[RECORD SET Boundary: Start]

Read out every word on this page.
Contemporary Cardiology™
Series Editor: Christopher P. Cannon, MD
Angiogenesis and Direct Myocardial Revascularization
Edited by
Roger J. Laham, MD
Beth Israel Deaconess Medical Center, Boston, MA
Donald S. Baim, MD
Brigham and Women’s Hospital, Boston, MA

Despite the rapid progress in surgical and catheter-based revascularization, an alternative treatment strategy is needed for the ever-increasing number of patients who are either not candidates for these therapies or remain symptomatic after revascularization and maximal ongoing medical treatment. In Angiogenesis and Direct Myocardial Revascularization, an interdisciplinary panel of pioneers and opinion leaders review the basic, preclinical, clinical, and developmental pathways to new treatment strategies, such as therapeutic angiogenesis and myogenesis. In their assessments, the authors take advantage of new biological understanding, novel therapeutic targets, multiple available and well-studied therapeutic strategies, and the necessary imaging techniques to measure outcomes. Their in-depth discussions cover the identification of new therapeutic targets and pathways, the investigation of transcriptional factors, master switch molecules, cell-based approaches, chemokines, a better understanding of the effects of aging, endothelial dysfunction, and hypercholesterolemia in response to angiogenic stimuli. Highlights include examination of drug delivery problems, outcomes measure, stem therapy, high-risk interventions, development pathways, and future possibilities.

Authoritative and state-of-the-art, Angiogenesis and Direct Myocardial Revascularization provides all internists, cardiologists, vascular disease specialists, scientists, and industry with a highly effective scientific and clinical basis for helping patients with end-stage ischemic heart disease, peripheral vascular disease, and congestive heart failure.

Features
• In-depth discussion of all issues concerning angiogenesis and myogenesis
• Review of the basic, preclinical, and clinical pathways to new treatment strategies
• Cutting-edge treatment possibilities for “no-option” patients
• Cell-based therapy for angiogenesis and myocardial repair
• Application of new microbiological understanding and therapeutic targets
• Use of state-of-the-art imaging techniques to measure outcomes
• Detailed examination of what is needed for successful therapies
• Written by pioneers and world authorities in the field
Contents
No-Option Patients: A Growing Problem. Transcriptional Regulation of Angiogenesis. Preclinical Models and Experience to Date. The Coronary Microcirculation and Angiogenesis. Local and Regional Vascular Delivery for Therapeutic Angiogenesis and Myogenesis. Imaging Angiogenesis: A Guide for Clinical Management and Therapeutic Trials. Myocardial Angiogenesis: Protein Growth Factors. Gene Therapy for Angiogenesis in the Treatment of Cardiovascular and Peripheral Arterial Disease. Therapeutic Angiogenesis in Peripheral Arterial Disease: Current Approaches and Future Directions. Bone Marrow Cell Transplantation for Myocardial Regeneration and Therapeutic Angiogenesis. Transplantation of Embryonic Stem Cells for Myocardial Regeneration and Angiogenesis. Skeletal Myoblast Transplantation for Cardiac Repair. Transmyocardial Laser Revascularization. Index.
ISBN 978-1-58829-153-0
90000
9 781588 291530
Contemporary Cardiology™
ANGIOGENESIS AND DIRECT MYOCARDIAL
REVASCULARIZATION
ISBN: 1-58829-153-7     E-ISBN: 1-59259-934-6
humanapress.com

[RECORD SET Boundary: End]

*YOUR TASK*
Scan the listing for the string "ISBN". Copy each line that has it.

*ANSWER FOR THIS EXERCISE*
ISBN 978-1-58829-153-0
ISBN: 1-58829-153-7     E-ISBN: 1-59259-934-6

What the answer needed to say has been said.